■ **GIVEN REQUEST**
Compile every line that includes the word "name".

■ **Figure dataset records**
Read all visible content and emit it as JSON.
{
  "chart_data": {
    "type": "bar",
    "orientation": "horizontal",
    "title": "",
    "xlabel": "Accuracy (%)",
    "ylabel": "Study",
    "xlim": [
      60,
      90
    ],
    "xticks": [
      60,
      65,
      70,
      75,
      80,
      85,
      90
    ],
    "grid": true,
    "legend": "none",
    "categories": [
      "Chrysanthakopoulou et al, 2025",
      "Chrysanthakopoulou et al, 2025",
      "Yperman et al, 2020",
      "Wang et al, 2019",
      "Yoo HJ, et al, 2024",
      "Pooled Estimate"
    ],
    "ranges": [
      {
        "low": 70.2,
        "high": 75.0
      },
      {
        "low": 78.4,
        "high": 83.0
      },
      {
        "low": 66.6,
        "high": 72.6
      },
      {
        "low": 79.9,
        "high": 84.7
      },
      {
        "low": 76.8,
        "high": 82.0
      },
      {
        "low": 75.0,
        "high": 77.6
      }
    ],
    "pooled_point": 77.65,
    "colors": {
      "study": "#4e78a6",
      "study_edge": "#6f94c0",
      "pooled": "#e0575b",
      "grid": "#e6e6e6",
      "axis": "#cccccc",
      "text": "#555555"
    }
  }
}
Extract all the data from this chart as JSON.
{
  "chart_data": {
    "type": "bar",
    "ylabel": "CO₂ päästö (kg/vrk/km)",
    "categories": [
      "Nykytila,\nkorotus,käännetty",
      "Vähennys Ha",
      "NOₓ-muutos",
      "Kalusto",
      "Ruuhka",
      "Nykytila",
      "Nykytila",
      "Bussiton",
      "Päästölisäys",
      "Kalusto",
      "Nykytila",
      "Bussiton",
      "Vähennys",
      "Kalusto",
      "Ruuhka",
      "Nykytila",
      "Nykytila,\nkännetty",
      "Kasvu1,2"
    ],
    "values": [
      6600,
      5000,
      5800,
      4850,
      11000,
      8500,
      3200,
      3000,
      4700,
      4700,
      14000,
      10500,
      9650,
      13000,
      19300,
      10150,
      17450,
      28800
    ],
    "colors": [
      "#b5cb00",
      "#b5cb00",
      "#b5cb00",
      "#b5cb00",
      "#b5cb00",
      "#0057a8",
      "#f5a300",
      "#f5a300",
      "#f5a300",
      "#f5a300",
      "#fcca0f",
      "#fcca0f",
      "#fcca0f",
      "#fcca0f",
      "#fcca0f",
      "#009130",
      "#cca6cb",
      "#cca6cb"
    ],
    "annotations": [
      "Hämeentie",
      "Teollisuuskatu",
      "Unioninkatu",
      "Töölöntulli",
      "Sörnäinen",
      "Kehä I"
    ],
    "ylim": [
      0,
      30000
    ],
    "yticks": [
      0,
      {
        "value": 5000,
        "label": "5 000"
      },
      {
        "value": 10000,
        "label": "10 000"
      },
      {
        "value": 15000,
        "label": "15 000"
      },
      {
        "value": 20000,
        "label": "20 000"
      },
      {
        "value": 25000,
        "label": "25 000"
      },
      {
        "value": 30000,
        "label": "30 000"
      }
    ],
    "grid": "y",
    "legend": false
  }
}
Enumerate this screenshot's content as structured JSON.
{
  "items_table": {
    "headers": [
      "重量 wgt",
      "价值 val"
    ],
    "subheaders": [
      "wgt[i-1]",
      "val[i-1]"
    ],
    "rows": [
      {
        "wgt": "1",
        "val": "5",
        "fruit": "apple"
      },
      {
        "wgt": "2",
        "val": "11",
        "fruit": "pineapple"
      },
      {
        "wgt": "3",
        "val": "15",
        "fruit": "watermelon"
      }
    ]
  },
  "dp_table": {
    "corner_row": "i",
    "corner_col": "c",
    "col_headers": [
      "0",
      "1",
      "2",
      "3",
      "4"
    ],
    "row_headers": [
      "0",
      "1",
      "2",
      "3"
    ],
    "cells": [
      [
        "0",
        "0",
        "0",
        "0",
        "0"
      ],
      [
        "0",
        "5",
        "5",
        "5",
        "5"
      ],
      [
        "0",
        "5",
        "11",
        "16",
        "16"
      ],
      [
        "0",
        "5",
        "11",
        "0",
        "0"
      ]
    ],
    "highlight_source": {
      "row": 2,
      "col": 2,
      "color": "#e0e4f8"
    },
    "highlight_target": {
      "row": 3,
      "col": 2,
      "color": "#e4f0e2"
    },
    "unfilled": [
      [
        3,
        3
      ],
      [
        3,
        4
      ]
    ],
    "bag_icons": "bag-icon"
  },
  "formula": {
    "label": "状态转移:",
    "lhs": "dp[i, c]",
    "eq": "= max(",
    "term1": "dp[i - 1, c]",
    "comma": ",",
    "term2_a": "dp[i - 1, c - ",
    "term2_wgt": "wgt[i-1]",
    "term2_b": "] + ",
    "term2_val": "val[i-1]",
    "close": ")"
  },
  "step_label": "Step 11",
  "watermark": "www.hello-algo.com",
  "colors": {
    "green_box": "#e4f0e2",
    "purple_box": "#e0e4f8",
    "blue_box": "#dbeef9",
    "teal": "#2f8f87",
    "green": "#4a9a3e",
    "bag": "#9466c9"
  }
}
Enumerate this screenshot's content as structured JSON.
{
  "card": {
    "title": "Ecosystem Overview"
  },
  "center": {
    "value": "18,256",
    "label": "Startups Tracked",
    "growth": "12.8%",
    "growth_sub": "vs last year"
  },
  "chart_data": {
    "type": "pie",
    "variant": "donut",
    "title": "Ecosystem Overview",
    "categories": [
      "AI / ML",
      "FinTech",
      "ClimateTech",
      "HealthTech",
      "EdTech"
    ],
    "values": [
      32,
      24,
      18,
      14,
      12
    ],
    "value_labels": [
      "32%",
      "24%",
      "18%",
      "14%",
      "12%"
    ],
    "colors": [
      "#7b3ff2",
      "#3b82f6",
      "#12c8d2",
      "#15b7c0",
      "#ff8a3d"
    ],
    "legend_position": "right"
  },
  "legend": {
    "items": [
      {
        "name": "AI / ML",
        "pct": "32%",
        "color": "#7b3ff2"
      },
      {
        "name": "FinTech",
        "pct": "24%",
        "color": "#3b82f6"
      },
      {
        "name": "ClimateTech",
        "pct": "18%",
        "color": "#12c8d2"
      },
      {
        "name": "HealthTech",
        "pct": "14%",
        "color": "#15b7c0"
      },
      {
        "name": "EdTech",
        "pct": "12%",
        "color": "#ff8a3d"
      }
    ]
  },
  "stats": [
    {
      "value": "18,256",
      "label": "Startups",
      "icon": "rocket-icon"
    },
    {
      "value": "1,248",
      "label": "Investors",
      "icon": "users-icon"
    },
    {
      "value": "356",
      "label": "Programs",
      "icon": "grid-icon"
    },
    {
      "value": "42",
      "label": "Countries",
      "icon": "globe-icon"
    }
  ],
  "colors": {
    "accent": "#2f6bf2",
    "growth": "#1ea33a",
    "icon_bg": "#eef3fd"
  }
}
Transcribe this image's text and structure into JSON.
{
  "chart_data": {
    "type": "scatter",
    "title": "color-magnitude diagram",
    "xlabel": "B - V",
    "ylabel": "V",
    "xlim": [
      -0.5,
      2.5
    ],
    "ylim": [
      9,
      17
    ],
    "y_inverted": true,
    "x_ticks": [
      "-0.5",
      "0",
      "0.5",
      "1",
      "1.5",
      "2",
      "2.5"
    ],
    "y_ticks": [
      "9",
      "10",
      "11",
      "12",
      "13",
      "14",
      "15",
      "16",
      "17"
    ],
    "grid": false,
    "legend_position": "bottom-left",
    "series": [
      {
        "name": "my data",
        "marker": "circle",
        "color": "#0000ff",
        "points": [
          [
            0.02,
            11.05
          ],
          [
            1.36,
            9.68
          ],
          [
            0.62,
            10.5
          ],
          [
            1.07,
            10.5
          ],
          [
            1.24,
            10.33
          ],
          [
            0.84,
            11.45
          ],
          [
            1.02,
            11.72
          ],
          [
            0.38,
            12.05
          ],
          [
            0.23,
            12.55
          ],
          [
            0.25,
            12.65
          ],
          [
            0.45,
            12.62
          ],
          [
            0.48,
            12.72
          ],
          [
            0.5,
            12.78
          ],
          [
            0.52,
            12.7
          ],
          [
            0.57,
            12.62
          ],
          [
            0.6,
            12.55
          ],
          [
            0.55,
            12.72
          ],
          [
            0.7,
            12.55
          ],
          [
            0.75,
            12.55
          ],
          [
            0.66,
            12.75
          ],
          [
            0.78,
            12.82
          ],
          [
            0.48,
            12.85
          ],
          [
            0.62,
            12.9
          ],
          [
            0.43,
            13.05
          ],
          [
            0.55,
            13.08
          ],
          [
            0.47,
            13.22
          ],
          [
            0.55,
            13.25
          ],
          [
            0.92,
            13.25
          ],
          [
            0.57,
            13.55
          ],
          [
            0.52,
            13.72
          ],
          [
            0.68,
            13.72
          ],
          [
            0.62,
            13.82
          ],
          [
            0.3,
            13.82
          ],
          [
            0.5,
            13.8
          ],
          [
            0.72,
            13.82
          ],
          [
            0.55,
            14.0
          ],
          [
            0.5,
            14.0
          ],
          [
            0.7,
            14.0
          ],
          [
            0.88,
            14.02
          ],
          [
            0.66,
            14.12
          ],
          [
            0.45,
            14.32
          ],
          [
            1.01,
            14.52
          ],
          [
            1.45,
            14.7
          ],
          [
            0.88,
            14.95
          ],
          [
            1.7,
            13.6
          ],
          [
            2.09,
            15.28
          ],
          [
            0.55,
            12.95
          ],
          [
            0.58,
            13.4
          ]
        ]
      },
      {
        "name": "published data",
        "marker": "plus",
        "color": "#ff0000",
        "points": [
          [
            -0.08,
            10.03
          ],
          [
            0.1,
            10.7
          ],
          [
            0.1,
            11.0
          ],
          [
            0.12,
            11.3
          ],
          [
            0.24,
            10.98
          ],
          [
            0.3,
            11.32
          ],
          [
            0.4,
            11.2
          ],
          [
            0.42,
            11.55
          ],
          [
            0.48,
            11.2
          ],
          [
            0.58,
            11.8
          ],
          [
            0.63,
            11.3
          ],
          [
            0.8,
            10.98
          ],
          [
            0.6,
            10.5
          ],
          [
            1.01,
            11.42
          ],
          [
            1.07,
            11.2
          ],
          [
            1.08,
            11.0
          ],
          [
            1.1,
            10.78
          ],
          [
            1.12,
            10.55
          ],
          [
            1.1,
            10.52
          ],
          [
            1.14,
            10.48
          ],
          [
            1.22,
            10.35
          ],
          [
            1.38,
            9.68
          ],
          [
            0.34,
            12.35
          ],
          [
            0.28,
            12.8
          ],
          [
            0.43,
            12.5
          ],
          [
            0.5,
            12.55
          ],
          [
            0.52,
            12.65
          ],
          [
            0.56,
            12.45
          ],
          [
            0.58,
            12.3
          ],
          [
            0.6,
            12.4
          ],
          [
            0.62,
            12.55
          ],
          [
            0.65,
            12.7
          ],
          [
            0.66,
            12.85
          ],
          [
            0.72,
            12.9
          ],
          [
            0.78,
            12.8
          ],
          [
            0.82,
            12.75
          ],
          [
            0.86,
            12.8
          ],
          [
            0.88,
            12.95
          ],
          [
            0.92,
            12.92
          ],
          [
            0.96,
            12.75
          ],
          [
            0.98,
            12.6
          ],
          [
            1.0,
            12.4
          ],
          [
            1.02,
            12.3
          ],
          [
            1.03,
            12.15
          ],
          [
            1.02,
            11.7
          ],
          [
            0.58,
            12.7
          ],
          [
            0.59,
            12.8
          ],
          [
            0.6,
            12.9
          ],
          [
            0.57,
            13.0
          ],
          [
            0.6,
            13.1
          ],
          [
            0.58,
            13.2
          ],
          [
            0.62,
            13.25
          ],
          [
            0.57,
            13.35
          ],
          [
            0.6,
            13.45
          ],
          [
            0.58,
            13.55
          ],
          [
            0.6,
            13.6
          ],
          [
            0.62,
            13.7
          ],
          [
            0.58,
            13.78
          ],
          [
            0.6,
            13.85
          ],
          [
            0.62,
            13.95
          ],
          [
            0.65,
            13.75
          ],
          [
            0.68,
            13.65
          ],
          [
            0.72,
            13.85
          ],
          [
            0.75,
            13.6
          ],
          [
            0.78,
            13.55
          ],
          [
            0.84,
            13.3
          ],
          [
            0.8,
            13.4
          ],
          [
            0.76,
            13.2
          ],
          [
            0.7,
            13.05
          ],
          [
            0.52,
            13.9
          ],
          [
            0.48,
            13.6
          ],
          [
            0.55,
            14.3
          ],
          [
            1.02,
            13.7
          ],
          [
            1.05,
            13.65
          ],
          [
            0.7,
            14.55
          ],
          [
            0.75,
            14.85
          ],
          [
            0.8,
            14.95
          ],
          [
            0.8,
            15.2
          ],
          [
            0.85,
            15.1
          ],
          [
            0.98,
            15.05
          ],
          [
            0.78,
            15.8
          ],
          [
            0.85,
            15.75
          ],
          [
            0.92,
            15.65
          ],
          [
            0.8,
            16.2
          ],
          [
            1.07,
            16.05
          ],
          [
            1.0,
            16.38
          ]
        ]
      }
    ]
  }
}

■ **RESULT OF THE TASK**
        "name": "AI / ML",
        "name": "FinTech",
        "name": "ClimateTech",
        "name": "HealthTech",
        "name": "EdTech",
        "name": "my data",
        "name": "published data",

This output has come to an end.